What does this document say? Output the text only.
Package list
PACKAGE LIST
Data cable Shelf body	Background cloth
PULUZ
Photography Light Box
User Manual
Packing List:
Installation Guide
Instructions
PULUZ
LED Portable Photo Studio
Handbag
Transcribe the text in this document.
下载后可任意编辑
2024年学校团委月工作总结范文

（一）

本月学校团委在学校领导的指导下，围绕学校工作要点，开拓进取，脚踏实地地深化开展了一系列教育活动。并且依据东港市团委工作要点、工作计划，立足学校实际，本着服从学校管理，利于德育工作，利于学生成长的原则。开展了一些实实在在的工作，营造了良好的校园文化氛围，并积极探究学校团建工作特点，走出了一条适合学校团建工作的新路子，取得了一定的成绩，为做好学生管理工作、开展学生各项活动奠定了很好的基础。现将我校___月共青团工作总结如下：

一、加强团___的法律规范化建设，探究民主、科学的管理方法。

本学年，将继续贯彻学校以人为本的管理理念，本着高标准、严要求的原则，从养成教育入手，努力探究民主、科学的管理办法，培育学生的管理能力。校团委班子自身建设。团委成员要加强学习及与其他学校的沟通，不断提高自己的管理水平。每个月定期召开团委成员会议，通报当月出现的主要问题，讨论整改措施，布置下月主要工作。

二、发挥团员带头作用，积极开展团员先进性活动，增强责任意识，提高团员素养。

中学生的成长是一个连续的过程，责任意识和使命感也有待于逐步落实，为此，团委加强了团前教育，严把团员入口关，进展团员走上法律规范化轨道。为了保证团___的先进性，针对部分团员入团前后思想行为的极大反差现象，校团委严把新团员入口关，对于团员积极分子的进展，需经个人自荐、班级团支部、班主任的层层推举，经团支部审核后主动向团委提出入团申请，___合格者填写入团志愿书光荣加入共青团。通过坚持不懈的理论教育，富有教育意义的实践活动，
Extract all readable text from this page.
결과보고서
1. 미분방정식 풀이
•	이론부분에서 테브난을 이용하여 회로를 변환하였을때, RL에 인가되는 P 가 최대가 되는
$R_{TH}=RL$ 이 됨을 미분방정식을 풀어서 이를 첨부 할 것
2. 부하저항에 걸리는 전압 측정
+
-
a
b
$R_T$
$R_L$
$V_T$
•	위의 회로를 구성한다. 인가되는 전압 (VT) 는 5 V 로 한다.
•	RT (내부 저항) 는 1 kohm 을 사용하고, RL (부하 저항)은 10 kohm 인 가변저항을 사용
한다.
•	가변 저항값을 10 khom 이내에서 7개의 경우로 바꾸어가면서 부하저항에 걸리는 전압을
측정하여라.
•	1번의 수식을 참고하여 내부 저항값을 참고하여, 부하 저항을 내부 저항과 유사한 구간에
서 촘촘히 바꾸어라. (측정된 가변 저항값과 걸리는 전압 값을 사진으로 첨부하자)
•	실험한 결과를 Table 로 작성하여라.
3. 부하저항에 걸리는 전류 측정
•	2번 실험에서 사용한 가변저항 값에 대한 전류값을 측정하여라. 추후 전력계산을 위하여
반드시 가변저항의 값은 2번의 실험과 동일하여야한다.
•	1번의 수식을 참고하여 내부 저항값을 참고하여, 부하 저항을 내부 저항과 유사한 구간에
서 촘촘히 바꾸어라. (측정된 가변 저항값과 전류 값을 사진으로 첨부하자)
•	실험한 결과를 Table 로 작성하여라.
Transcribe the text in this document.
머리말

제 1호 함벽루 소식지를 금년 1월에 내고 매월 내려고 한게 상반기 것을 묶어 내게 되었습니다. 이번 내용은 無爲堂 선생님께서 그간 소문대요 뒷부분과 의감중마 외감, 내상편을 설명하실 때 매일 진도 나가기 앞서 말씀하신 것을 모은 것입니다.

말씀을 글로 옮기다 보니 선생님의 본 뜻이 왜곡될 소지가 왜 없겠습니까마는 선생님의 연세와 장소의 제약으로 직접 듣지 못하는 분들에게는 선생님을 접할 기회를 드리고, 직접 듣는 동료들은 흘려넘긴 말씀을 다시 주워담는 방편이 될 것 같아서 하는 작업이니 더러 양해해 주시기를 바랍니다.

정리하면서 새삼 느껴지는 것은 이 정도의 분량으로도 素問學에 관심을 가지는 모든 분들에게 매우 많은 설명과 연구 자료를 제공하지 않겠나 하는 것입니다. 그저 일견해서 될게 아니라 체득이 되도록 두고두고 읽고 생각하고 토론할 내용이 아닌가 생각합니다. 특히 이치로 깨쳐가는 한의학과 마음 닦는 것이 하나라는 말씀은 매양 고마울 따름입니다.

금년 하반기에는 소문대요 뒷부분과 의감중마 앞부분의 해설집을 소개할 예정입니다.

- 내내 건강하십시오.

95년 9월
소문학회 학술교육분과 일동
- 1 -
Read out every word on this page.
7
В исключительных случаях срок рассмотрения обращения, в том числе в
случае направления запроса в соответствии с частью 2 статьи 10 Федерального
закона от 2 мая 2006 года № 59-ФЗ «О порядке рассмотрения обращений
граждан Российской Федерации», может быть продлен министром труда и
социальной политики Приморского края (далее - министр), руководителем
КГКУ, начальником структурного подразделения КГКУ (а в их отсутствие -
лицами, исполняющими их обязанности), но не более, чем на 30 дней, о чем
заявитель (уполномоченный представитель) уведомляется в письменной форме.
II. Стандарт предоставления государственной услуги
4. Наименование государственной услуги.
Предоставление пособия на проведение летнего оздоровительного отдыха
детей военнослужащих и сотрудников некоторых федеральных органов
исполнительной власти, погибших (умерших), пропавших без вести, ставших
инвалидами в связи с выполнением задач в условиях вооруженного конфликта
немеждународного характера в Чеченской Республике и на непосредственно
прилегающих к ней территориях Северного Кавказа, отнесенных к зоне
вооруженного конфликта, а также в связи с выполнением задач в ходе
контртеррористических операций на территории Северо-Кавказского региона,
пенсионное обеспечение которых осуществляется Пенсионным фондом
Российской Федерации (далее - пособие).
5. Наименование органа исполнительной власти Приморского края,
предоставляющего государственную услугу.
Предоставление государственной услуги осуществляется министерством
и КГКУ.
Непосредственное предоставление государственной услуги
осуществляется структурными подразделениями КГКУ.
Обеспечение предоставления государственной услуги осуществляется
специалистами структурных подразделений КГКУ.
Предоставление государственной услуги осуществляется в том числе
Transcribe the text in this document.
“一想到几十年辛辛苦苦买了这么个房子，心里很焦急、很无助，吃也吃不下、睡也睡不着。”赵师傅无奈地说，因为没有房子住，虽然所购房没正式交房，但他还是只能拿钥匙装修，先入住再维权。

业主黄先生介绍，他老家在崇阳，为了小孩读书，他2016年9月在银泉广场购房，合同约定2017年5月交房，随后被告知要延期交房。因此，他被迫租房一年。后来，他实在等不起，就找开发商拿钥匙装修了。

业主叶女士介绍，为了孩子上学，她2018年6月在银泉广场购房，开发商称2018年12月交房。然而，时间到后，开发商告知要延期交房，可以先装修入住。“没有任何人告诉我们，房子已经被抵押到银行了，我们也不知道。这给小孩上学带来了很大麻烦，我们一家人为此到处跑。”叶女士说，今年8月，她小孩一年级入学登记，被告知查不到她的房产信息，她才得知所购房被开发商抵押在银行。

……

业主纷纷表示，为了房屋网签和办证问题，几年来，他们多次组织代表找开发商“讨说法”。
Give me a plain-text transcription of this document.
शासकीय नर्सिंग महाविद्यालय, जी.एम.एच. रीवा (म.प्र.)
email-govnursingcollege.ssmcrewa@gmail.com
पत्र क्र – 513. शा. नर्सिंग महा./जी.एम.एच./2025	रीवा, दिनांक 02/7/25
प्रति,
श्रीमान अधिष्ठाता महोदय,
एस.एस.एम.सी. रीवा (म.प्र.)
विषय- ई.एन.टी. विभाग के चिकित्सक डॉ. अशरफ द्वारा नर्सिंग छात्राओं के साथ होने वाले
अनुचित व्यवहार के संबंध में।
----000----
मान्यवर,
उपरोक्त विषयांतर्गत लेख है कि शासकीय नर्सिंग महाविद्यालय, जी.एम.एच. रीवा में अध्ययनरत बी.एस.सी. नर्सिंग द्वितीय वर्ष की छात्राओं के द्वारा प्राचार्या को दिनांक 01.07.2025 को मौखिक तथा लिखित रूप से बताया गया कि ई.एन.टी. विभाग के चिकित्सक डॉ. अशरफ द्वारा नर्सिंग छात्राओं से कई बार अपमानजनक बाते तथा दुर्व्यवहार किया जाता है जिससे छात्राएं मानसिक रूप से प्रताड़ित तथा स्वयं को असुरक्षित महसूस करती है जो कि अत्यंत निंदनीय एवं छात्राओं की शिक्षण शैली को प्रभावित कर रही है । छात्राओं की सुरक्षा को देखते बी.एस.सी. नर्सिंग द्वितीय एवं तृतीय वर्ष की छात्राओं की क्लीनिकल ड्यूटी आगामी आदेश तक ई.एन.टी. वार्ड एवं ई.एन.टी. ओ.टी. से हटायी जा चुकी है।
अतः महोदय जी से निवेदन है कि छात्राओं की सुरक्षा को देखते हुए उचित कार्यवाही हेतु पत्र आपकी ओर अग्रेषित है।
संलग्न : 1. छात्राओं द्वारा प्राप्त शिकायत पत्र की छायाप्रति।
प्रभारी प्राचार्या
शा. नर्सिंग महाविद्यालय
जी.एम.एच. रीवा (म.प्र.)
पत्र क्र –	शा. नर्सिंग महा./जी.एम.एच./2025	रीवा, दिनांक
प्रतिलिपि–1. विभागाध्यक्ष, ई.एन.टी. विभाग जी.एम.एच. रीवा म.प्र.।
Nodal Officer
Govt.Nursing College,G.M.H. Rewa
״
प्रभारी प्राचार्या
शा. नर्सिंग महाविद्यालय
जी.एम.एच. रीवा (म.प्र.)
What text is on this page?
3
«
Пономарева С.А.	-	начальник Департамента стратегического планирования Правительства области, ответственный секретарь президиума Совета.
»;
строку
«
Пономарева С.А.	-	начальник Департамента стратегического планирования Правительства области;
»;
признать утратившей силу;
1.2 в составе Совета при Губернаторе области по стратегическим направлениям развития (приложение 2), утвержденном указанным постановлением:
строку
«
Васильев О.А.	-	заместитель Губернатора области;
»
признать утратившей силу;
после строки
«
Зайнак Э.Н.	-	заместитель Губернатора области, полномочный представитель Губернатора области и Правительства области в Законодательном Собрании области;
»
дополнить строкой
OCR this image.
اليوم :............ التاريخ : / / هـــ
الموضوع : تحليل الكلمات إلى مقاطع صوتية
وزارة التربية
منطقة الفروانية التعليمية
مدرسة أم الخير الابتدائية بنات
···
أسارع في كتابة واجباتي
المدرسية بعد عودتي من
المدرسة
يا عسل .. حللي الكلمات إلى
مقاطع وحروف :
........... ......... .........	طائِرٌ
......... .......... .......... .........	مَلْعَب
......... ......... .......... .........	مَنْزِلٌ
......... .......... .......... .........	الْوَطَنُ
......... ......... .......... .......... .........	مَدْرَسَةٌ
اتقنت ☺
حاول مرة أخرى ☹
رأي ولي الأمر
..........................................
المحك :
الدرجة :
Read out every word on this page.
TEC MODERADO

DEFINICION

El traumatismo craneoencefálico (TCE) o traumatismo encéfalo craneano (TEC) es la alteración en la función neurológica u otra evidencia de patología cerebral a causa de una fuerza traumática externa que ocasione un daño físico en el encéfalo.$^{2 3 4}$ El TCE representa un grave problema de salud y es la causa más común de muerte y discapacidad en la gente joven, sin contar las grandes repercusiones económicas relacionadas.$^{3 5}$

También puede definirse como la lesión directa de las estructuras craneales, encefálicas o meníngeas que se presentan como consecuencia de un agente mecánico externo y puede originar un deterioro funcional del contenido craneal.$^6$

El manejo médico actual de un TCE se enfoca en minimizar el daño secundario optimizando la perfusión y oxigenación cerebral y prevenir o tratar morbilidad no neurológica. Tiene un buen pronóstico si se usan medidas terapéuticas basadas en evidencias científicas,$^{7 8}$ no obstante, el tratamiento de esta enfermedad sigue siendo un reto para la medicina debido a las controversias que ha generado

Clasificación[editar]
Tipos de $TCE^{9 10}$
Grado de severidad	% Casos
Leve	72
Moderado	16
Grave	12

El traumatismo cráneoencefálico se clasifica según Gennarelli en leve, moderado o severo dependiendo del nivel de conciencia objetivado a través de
------
* [Requirements]
How many of the lines above hold the word "첨부하자"? Give only that number.

* [Result of the exercise]
2